#### PROMPT:
Copy out every line of the listing below, word for word and character for character.

#### INPUT FOR THIS TASK:
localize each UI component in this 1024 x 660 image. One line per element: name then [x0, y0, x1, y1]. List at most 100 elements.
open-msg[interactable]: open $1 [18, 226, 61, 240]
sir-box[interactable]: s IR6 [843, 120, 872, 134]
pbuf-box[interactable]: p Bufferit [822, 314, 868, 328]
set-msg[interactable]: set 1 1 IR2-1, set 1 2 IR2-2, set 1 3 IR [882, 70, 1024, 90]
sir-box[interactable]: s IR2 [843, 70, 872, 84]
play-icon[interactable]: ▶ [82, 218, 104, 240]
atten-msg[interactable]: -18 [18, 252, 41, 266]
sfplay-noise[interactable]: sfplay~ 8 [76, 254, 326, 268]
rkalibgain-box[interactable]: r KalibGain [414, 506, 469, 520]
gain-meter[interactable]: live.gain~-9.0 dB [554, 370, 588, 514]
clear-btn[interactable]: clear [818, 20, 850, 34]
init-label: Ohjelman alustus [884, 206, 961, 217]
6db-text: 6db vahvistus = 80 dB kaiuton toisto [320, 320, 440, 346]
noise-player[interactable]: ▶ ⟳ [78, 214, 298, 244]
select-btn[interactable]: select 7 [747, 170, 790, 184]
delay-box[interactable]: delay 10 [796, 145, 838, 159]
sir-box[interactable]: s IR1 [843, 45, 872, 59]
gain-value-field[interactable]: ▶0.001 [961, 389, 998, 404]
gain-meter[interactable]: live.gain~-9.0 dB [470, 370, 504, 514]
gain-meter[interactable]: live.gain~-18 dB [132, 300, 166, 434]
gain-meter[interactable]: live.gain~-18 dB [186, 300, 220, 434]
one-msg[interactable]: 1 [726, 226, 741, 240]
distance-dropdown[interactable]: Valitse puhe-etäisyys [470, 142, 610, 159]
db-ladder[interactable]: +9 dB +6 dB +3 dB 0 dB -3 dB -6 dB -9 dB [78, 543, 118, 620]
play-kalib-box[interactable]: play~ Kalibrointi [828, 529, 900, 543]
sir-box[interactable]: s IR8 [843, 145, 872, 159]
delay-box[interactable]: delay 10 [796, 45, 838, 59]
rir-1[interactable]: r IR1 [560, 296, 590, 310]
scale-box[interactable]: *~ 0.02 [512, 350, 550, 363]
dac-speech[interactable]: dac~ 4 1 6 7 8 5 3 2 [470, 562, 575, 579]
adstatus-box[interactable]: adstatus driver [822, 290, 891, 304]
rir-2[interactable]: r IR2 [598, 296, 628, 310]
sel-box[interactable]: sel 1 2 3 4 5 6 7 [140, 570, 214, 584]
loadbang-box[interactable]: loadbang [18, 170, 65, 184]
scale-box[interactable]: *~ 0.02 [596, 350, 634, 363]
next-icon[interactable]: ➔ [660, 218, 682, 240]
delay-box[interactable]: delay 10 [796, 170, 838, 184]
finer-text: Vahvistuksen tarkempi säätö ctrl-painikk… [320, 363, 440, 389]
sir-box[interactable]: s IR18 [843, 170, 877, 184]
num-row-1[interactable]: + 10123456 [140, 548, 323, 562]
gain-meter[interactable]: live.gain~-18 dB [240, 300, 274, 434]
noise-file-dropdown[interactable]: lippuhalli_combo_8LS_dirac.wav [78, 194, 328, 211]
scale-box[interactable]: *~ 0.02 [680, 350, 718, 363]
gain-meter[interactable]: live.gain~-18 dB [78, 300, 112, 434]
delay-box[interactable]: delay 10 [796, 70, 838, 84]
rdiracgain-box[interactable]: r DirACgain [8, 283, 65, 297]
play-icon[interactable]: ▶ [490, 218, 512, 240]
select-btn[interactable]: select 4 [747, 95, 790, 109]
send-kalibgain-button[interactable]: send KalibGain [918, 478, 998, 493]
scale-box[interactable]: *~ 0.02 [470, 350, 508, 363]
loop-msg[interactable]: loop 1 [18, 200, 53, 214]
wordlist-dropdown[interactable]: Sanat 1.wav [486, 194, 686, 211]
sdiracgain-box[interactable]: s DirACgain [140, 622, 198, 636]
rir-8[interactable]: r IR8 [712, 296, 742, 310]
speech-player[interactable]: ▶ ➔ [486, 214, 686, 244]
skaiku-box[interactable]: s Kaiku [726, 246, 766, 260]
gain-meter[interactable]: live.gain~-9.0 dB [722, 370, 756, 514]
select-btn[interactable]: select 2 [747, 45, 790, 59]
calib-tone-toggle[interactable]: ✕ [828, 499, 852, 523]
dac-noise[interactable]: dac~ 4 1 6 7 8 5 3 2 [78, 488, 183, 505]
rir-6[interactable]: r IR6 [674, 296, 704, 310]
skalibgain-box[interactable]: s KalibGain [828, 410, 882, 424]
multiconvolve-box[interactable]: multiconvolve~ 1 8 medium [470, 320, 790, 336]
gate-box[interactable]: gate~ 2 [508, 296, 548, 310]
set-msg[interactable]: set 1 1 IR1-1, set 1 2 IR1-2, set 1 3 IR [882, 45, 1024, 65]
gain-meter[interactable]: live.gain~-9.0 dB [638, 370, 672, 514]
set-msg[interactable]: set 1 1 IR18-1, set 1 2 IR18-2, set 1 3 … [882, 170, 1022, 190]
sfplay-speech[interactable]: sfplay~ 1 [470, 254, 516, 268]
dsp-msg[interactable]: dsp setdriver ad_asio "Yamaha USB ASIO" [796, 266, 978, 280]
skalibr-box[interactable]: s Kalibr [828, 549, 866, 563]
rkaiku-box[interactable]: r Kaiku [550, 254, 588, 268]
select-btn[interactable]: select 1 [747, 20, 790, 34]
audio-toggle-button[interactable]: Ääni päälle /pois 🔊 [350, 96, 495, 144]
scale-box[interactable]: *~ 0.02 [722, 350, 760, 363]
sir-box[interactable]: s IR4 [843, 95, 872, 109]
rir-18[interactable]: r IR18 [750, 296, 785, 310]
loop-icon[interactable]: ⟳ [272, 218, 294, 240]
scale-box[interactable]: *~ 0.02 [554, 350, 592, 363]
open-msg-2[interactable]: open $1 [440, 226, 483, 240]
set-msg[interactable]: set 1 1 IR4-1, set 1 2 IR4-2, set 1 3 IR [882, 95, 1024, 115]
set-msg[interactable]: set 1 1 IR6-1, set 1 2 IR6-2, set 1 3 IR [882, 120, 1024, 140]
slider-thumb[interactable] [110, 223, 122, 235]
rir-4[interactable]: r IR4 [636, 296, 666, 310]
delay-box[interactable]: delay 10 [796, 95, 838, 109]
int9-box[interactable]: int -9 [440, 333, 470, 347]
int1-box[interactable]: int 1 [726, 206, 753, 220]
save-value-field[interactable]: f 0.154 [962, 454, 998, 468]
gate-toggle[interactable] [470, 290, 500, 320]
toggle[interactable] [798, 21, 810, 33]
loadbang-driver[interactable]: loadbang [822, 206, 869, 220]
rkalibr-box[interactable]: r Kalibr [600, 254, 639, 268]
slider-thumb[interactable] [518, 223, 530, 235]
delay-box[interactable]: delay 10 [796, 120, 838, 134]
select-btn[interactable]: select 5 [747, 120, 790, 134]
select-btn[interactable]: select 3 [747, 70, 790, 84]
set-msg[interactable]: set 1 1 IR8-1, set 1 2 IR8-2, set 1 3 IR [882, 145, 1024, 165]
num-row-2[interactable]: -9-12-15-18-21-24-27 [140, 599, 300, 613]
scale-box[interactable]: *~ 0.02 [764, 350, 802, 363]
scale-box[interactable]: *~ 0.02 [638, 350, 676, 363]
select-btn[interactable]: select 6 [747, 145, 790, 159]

#### SOLUTION:
localize each UI component in this 1024 x 660 image. One line per element: name then [x0, y0, x1, y1]. List at most 100 elements.
open-msg[interactable]: open $1 [18, 226, 61, 240]
sir-box[interactable]: s IR6 [843, 120, 872, 134]
pbuf-box[interactable]: p Bufferit [822, 314, 868, 328]
set-msg[interactable]: set 1 1 IR2-1, set 1 2 IR2-2, set 1 3 IR [882, 70, 1024, 90]
sir-box[interactable]: s IR2 [843, 70, 872, 84]
play-icon[interactable]: ▶ [82, 218, 104, 240]
atten-msg[interactable]: -18 [18, 252, 41, 266]
sfplay-noise[interactable]: sfplay~ 8 [76, 254, 326, 268]
rkalibgain-box[interactable]: r KalibGain [414, 506, 469, 520]
gain-meter[interactable]: live.gain~-9.0 dB [554, 370, 588, 514]
clear-btn[interactable]: clear [818, 20, 850, 34]
init-label: Ohjelman alustus [884, 206, 961, 217]
6db-text: 6db vahvistus = 80 dB kaiuton toisto [320, 320, 440, 346]
noise-player[interactable]: ▶ ⟳ [78, 214, 298, 244]
select-btn[interactable]: select 7 [747, 170, 790, 184]
delay-box[interactable]: delay 10 [796, 145, 838, 159]
sir-box[interactable]: s IR1 [843, 45, 872, 59]
gain-value-field[interactable]: ▶0.001 [961, 389, 998, 404]
gain-meter[interactable]: live.gain~-9.0 dB [470, 370, 504, 514]
gain-meter[interactable]: live.gain~-18 dB [132, 300, 166, 434]
gain-meter[interactable]: live.gain~-18 dB [186, 300, 220, 434]
one-msg[interactable]: 1 [726, 226, 741, 240]
distance-dropdown[interactable]: Valitse puhe-etäisyys [470, 142, 610, 159]
db-ladder[interactable]: +9 dB +6 dB +3 dB 0 dB -3 dB -6 dB -9 dB [78, 543, 118, 620]
play-kalib-box[interactable]: play~ Kalibrointi [828, 529, 900, 543]
sir-box[interactable]: s IR8 [843, 145, 872, 159]
delay-box[interactable]: delay 10 [796, 45, 838, 59]
rir-1[interactable]: r IR1 [560, 296, 590, 310]
scale-box[interactable]: *~ 0.02 [512, 350, 550, 363]
dac-speech[interactable]: dac~ 4 1 6 7 8 5 3 2 [470, 562, 575, 579]
adstatus-box[interactable]: adstatus driver [822, 290, 891, 304]
rir-2[interactable]: r IR2 [598, 296, 628, 310]
sel-box[interactable]: sel 1 2 3 4 5 6 7 [140, 570, 214, 584]
loadbang-box[interactable]: loadbang [18, 170, 65, 184]
scale-box[interactable]: *~ 0.02 [596, 350, 634, 363]
next-icon[interactable]: ➔ [660, 218, 682, 240]
delay-box[interactable]: delay 10 [796, 170, 838, 184]
finer-text: Vahvistuksen tarkempi säätö ctrl-painikk… [320, 363, 440, 389]
sir-box[interactable]: s IR18 [843, 170, 877, 184]
num-row-1[interactable]: + 10123456 [140, 548, 323, 562]
gain-meter[interactable]: live.gain~-18 dB [240, 300, 274, 434]
noise-file-dropdown[interactable]: lippuhalli_combo_8LS_dirac.wav [78, 194, 328, 211]
scale-box[interactable]: *~ 0.02 [680, 350, 718, 363]
gain-meter[interactable]: live.gain~-18 dB [78, 300, 112, 434]
delay-box[interactable]: delay 10 [796, 70, 838, 84]
rdiracgain-box[interactable]: r DirACgain [8, 283, 65, 297]
play-icon[interactable]: ▶ [490, 218, 512, 240]
select-btn[interactable]: select 4 [747, 95, 790, 109]
send-kalibgain-button[interactable]: send KalibGain [918, 478, 998, 493]
scale-box[interactable]: *~ 0.02 [470, 350, 508, 363]
loop-msg[interactable]: loop 1 [18, 200, 53, 214]
wordlist-dropdown[interactable]: Sanat 1.wav [486, 194, 686, 211]
sdiracgain-box[interactable]: s DirACgain [140, 622, 198, 636]
rir-8[interactable]: r IR8 [712, 296, 742, 310]
speech-player[interactable]: ▶ ➔ [486, 214, 686, 244]
skaiku-box[interactable]: s Kaiku [726, 246, 766, 260]
gain-meter[interactable]: live.gain~-9.0 dB [722, 370, 756, 514]
select-btn[interactable]: select 2 [747, 45, 790, 59]
calib-tone-toggle[interactable]: ✕ [828, 499, 852, 523]
dac-noise[interactable]: dac~ 4 1 6 7 8 5 3 2 [78, 488, 183, 505]
rir-6[interactable]: r IR6 [674, 296, 704, 310]
skalibgain-box[interactable]: s KalibGain [828, 410, 882, 424]
multiconvolve-box[interactable]: multiconvolve~ 1 8 medium [470, 320, 790, 336]
gate-box[interactable]: gate~ 2 [508, 296, 548, 310]
set-msg[interactable]: set 1 1 IR1-1, set 1 2 IR1-2, set 1 3 IR [882, 45, 1024, 65]
gain-meter[interactable]: live.gain~-9.0 dB [638, 370, 672, 514]
set-msg[interactable]: set 1 1 IR18-1, set 1 2 IR18-2, set 1 3 … [882, 170, 1022, 190]
sfplay-speech[interactable]: sfplay~ 1 [470, 254, 516, 268]
dsp-msg[interactable]: dsp setdriver ad_asio "Yamaha USB ASIO" [796, 266, 978, 280]
skalibr-box[interactable]: s Kalibr [828, 549, 866, 563]
rkaiku-box[interactable]: r Kaiku [550, 254, 588, 268]
select-btn[interactable]: select 1 [747, 20, 790, 34]
audio-toggle-button[interactable]: Ääni päälle /pois 🔊 [350, 96, 495, 144]
scale-box[interactable]: *~ 0.02 [722, 350, 760, 363]
sir-box[interactable]: s IR4 [843, 95, 872, 109]
rir-18[interactable]: r IR18 [750, 296, 785, 310]
loop-icon[interactable]: ⟳ [272, 218, 294, 240]
scale-box[interactable]: *~ 0.02 [554, 350, 592, 363]
open-msg-2[interactable]: open $1 [440, 226, 483, 240]
set-msg[interactable]: set 1 1 IR4-1, set 1 2 IR4-2, set 1 3 IR [882, 95, 1024, 115]
set-msg[interactable]: set 1 1 IR6-1, set 1 2 IR6-2, set 1 3 IR [882, 120, 1024, 140]
slider-thumb[interactable] [110, 223, 122, 235]
rir-4[interactable]: r IR4 [636, 296, 666, 310]
delay-box[interactable]: delay 10 [796, 95, 838, 109]
int9-box[interactable]: int -9 [440, 333, 470, 347]
int1-box[interactable]: int 1 [726, 206, 753, 220]
save-value-field[interactable]: f 0.154 [962, 454, 998, 468]
gate-toggle[interactable] [470, 290, 500, 320]
toggle[interactable] [798, 21, 810, 33]
loadbang-driver[interactable]: loadbang [822, 206, 869, 220]
rkalibr-box[interactable]: r Kalibr [600, 254, 639, 268]
slider-thumb[interactable] [518, 223, 530, 235]
delay-box[interactable]: delay 10 [796, 120, 838, 134]
select-btn[interactable]: select 5 [747, 120, 790, 134]
select-btn[interactable]: select 3 [747, 70, 790, 84]
set-msg[interactable]: set 1 1 IR8-1, set 1 2 IR8-2, set 1 3 IR [882, 145, 1024, 165]
num-row-2[interactable]: -9-12-15-18-21-24-27 [140, 599, 300, 613]
scale-box[interactable]: *~ 0.02 [764, 350, 802, 363]
scale-box[interactable]: *~ 0.02 [638, 350, 676, 363]
select-btn[interactable]: select 6 [747, 145, 790, 159]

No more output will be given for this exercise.